Using the material below, work out how many lines contain the word "solutions". Reply with the number and nothing more.

====== DATA PROVIDED ======

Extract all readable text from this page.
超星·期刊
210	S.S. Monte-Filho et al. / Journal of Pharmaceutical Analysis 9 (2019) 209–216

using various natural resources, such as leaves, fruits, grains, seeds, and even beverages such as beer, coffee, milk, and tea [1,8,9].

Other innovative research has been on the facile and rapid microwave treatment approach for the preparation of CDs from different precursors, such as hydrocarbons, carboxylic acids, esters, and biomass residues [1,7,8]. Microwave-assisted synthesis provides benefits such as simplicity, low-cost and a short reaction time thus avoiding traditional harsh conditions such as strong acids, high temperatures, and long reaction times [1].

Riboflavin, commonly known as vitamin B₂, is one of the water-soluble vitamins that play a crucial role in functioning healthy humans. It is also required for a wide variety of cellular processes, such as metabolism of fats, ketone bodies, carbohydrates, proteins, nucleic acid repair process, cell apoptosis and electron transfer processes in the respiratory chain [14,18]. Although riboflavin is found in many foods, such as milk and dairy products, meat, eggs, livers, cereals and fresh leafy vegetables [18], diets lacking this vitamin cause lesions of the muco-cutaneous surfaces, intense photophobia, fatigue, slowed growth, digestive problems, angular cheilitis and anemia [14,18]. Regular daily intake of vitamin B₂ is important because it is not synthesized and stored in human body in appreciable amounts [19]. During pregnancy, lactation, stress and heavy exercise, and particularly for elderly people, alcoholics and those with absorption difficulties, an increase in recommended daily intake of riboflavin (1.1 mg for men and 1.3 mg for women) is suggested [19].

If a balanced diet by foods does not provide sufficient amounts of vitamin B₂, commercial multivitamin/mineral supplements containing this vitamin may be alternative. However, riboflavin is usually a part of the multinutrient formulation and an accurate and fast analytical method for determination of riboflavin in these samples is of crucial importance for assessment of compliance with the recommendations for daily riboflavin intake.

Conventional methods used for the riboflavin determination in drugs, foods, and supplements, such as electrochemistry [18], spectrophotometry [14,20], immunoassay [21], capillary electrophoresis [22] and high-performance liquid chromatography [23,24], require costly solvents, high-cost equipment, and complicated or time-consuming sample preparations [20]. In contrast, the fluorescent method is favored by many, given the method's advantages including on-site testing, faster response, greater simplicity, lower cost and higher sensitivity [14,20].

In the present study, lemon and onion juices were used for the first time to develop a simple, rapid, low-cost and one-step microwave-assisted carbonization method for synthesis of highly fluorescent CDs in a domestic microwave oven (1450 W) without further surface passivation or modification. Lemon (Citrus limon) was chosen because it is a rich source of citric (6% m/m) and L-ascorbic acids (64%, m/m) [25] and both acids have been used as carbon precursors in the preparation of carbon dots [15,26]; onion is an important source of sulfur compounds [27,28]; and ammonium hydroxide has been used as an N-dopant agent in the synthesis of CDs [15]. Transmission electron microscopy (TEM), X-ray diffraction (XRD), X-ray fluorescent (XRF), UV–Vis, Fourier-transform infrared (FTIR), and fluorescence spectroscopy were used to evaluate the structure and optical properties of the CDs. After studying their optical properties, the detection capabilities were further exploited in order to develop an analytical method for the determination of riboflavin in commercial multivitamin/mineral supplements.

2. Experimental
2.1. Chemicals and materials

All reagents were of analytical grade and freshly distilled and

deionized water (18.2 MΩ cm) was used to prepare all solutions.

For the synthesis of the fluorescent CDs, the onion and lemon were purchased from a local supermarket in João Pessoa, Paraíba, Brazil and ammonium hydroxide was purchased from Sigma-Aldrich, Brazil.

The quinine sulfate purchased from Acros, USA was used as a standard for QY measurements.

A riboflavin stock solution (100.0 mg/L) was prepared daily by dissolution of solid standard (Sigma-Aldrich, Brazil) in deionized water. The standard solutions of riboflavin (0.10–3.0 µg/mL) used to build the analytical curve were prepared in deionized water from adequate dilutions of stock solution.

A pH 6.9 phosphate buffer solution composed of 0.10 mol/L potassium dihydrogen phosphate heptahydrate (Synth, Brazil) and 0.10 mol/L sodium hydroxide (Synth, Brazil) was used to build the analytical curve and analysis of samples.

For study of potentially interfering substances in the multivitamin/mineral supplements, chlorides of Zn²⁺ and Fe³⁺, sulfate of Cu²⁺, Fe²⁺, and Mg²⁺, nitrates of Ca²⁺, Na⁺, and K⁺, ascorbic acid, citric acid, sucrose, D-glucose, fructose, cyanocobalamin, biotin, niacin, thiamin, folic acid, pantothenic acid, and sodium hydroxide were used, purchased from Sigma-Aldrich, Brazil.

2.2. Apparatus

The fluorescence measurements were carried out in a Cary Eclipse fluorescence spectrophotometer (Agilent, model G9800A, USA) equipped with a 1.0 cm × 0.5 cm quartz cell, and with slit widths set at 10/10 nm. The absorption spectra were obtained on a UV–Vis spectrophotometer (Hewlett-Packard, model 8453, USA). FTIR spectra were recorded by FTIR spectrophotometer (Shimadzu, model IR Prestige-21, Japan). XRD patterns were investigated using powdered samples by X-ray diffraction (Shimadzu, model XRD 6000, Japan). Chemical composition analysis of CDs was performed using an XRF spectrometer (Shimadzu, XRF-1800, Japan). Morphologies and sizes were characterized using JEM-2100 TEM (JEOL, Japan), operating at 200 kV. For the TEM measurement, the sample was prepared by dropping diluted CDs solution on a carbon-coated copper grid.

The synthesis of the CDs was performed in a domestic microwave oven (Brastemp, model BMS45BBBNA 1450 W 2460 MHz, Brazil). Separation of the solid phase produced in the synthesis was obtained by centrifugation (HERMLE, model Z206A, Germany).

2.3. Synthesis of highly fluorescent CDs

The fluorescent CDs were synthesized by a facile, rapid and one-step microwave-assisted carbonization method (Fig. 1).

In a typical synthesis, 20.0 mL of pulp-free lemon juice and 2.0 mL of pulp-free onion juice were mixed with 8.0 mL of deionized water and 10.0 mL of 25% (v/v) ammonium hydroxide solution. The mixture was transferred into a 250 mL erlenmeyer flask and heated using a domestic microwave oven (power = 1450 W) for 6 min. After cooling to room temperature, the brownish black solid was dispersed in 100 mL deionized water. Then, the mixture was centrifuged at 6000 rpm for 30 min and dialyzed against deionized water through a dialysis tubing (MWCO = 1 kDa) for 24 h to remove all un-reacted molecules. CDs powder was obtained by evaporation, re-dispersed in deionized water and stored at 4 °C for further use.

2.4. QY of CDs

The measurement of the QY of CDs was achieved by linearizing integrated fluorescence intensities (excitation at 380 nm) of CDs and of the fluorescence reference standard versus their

======

● EXERCISE SOLUTION
2